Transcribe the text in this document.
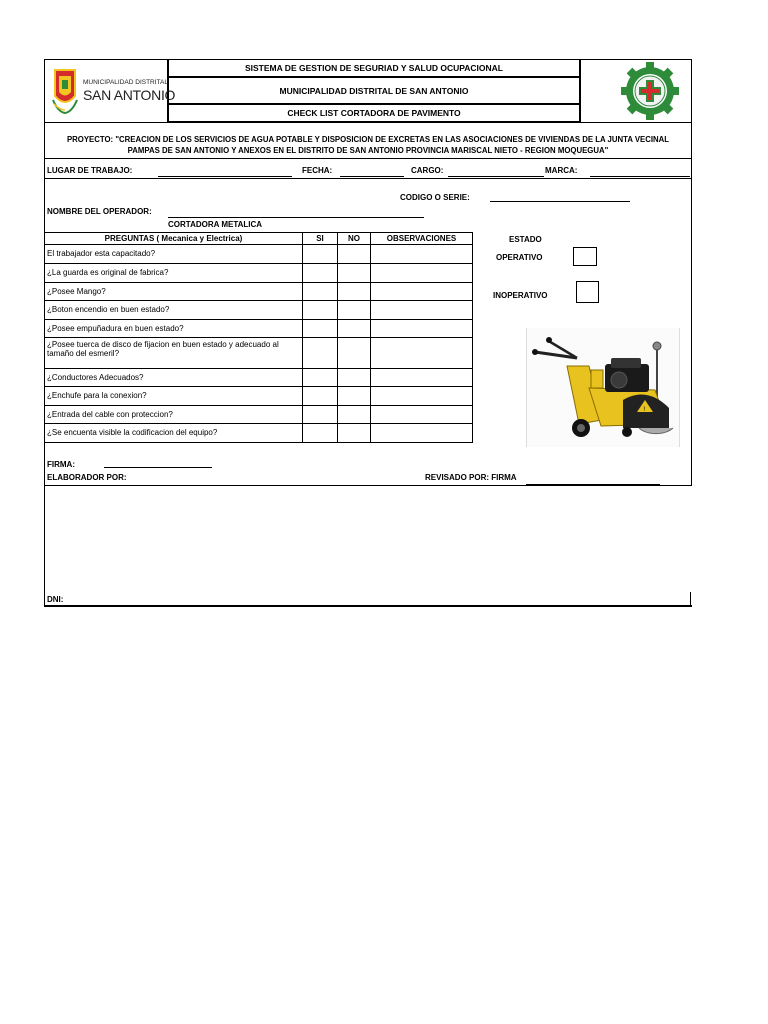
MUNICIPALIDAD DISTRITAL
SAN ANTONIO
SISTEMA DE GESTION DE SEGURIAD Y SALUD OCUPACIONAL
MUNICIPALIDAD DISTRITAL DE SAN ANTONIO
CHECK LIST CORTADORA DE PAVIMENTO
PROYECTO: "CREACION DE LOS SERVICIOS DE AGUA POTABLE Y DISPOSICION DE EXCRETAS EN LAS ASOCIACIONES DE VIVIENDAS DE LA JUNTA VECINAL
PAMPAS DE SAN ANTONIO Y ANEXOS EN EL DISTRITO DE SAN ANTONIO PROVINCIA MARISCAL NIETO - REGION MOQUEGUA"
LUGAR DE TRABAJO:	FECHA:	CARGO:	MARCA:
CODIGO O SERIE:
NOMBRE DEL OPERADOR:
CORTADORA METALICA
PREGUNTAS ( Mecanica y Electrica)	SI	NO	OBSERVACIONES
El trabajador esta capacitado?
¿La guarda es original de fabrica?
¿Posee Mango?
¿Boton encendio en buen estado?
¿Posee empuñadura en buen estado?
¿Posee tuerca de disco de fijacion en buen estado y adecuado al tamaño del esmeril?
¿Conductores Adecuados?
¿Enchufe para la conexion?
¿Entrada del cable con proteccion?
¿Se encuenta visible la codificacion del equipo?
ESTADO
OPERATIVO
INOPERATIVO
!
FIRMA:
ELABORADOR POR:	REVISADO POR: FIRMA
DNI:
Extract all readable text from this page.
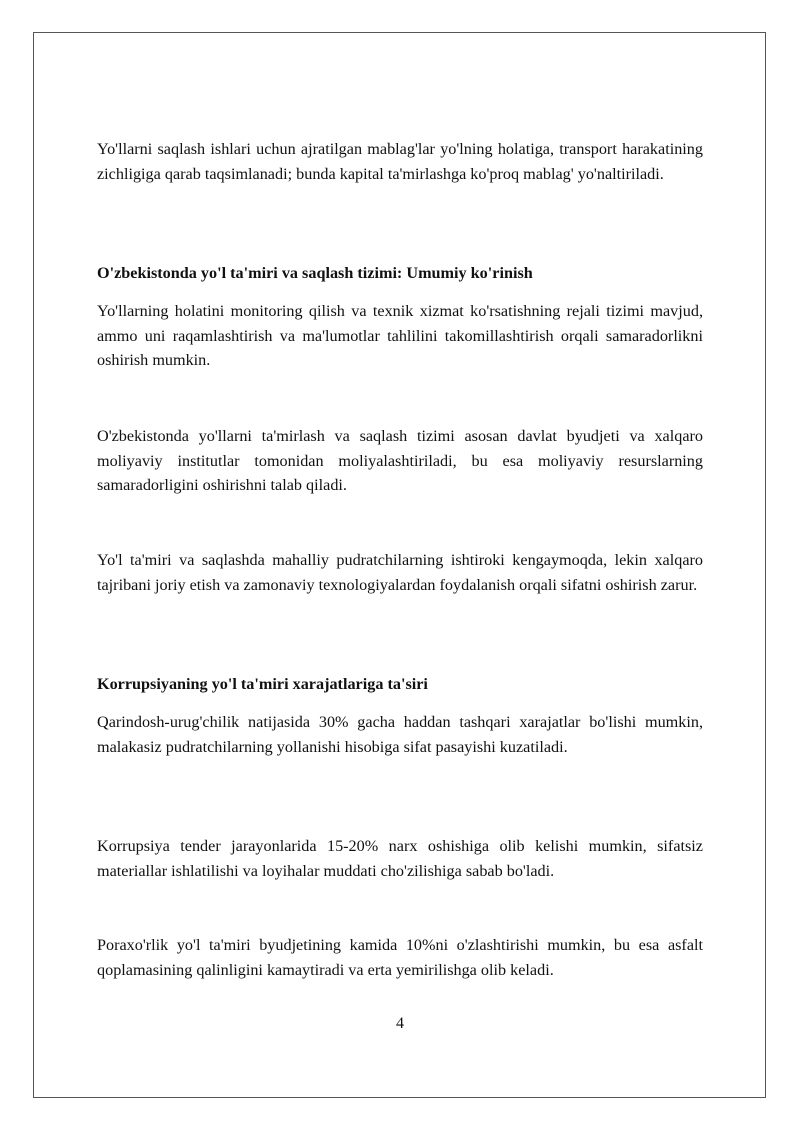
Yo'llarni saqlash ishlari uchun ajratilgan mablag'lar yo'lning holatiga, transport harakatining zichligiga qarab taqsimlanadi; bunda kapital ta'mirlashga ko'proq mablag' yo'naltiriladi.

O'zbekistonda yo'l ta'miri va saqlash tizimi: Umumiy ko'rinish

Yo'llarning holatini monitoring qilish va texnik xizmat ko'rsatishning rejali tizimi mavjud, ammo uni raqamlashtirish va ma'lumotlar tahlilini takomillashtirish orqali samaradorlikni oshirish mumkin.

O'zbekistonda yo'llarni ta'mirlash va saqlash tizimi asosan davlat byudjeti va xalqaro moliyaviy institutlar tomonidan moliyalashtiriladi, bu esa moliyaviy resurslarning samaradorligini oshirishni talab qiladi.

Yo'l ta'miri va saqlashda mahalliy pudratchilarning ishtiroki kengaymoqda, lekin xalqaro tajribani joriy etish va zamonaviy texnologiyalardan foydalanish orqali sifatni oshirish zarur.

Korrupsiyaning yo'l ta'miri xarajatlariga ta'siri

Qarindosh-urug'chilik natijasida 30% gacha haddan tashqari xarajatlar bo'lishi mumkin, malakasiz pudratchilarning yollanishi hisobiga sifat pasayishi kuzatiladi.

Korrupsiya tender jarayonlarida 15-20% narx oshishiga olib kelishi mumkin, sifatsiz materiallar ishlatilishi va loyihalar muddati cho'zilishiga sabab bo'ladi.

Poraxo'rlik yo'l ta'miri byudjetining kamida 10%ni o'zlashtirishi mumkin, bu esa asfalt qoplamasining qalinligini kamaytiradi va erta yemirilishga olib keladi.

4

> _EXERCISE INSTRUCTIONS_
From the data, collect all lines where the string "xalqaro" appears.

> _TASK OUTPUT_
O'zbekistonda yo'llarni ta'mirlash va saqlash tizimi asosan davlat byudjeti va xalqaro moliyaviy institutlar tomonidan moliyalashtiriladi, bu esa moliyaviy resurslarning samaradorligini oshirishni talab qiladi.
Yo'l ta'miri va saqlashda mahalliy pudratchilarning ishtiroki kengaymoqda, lekin xalqaro tajribani joriy etish va zamonaviy texnologiyalardan foydalanish orqali sifatni oshirish zarur.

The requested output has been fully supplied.